_INSTRUCTIONS FOR THE TASK_:
Answer with nothing except the number of lines that contain the word "https".

_DATA ENTRIES_:
● ● ●
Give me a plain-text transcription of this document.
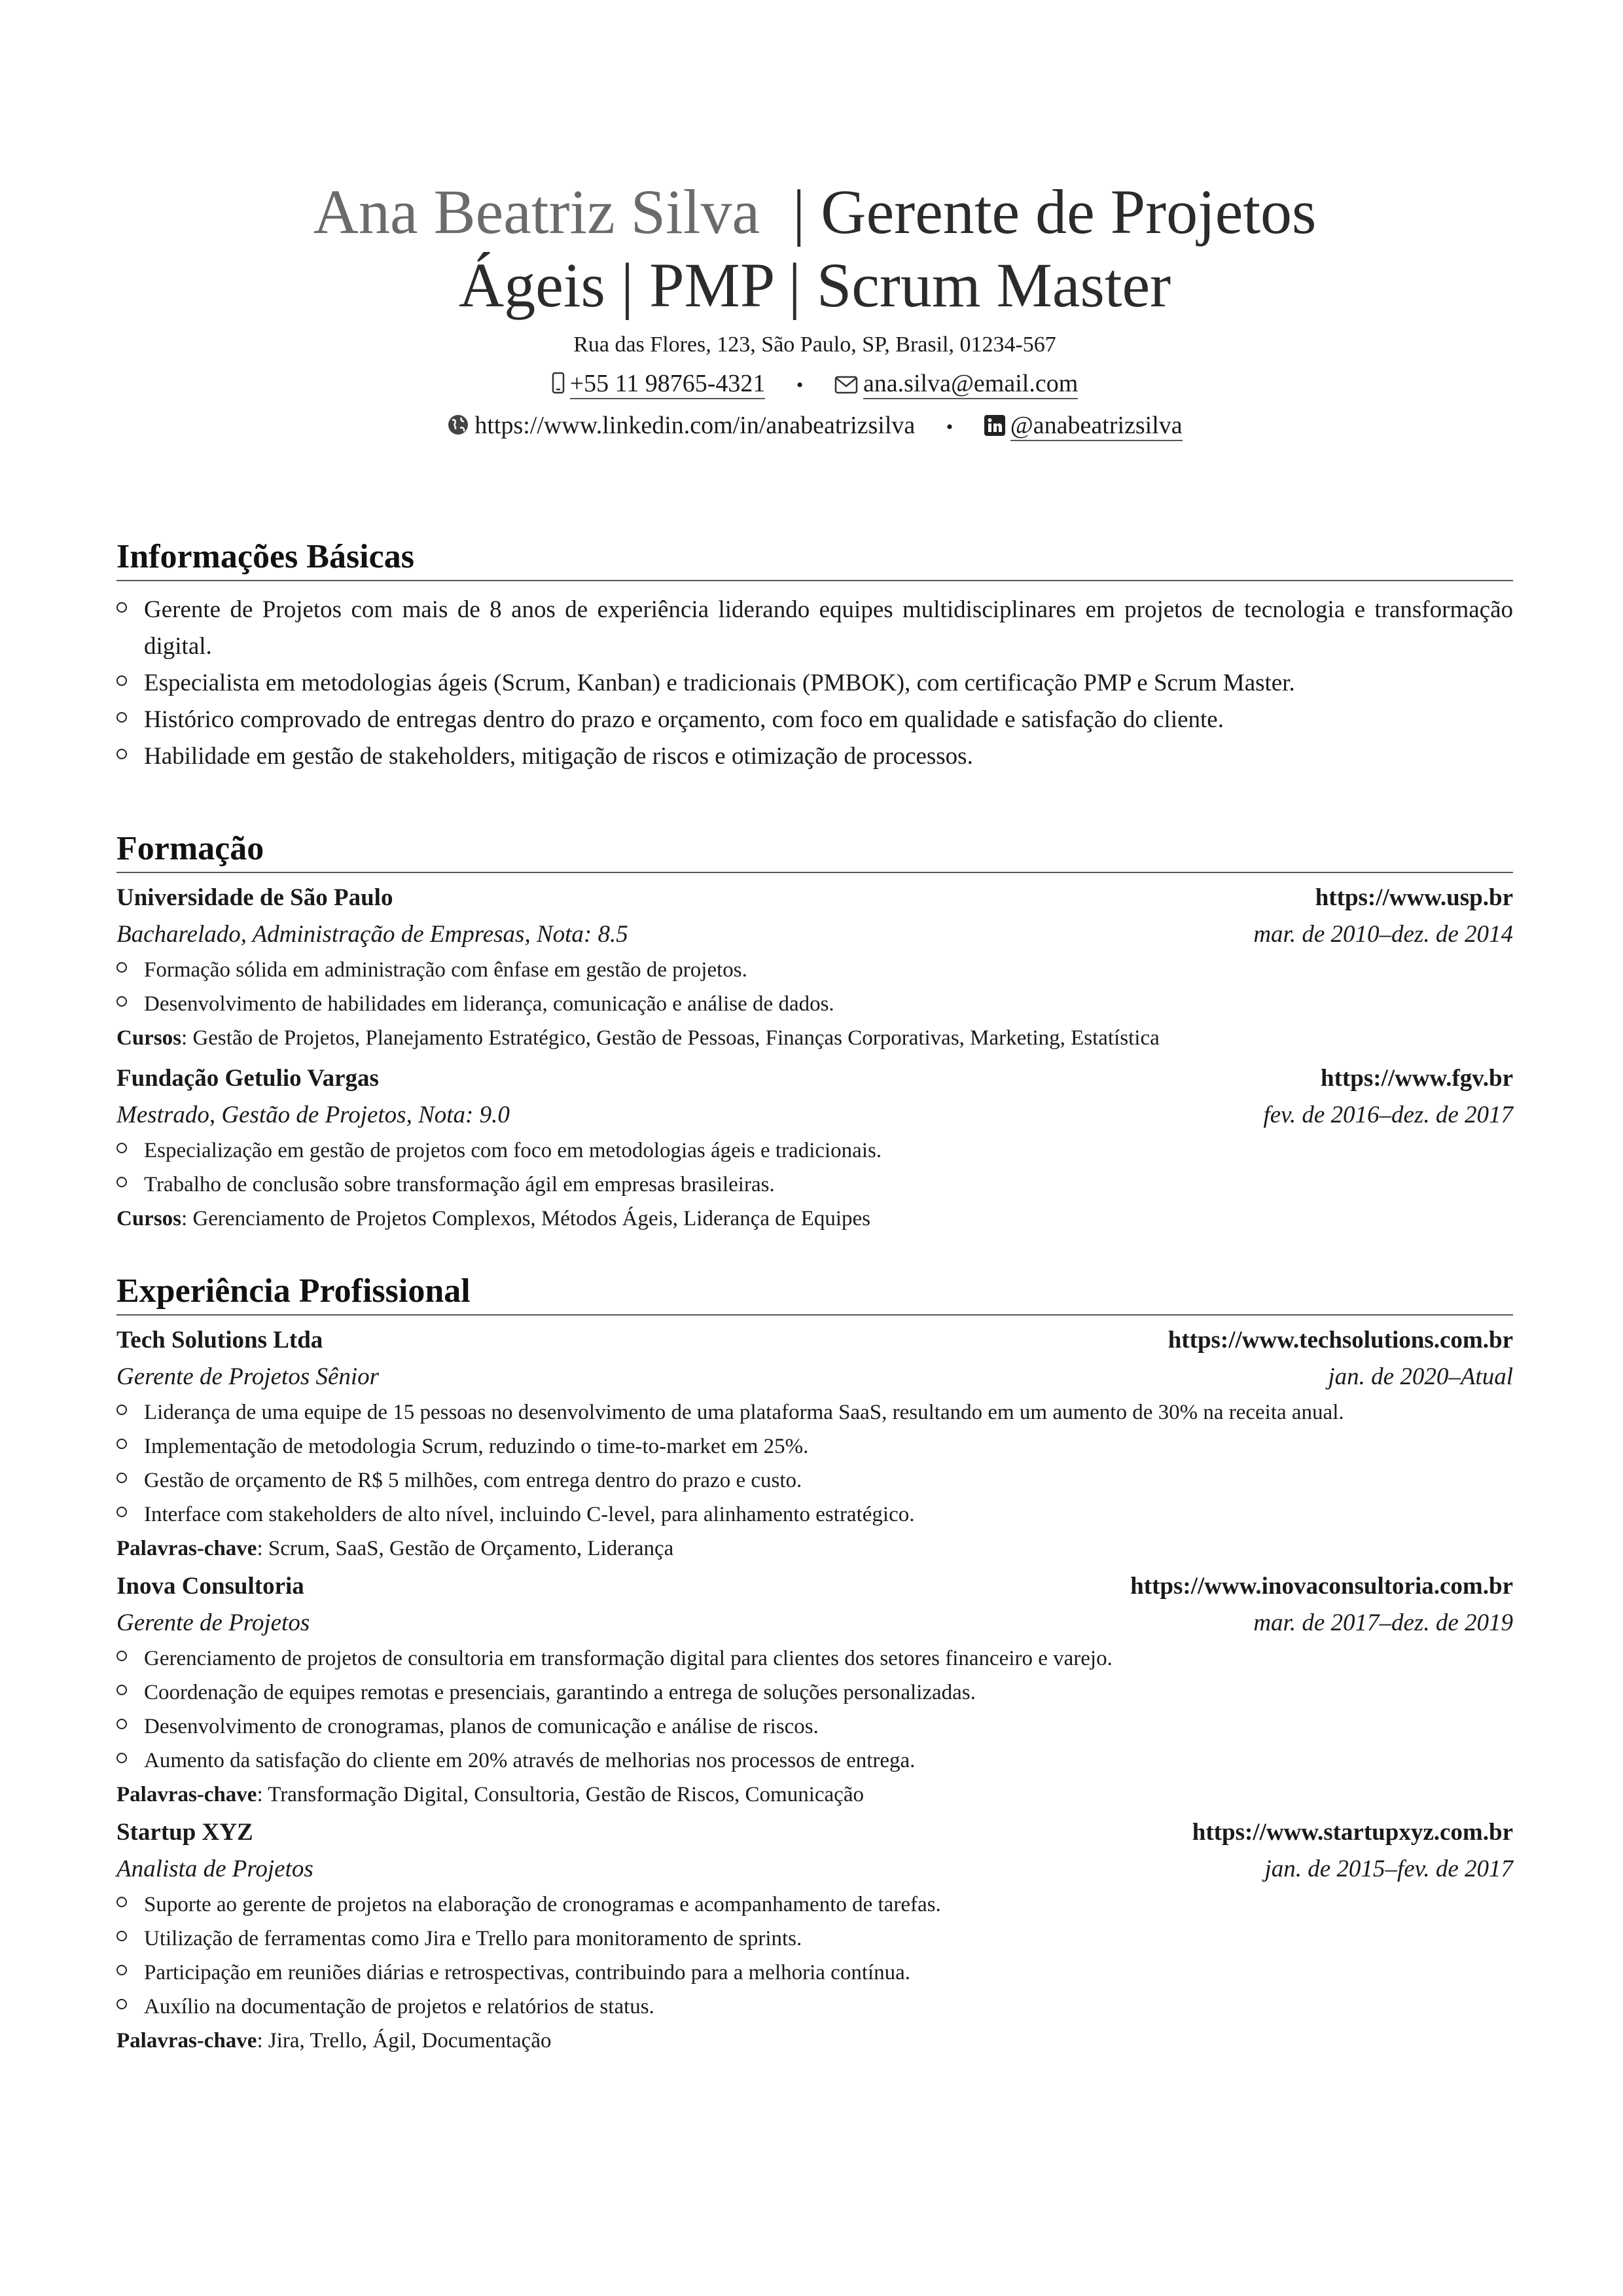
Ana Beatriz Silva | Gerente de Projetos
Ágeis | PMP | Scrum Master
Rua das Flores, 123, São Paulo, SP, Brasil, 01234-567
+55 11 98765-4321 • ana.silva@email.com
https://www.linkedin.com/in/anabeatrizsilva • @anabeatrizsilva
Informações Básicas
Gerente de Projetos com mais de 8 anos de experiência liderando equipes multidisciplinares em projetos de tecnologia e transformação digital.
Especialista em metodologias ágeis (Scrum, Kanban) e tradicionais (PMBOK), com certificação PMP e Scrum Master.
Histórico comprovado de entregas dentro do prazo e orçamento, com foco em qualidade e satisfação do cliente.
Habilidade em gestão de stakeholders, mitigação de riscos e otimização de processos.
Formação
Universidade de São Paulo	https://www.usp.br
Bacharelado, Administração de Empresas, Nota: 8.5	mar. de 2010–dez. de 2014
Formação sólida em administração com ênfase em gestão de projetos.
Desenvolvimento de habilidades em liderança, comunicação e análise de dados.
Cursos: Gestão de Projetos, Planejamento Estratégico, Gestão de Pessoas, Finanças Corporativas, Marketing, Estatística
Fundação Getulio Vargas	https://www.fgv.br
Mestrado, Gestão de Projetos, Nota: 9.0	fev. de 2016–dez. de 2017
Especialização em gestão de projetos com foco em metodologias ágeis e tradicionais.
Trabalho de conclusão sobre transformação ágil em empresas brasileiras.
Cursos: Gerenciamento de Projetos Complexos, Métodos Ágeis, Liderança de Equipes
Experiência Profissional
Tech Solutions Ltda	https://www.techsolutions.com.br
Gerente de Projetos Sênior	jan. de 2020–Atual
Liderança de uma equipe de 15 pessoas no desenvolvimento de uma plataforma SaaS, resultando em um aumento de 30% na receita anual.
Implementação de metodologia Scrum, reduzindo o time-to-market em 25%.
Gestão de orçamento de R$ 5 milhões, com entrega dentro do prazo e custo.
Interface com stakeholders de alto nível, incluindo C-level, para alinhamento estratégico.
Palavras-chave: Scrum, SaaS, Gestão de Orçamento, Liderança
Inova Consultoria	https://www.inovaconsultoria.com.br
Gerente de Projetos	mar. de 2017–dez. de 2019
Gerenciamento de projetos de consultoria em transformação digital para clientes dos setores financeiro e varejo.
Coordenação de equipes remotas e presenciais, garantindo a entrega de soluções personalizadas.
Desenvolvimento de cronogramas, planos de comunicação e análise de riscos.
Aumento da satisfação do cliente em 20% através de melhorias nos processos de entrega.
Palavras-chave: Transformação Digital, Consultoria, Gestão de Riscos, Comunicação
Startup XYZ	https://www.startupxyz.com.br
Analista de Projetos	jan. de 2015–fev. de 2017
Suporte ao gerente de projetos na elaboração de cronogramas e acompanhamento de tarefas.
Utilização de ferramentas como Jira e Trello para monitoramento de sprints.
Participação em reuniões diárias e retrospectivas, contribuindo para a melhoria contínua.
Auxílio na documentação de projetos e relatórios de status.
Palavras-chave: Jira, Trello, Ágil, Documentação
● ● ●
_FULL RESPONSE_:
6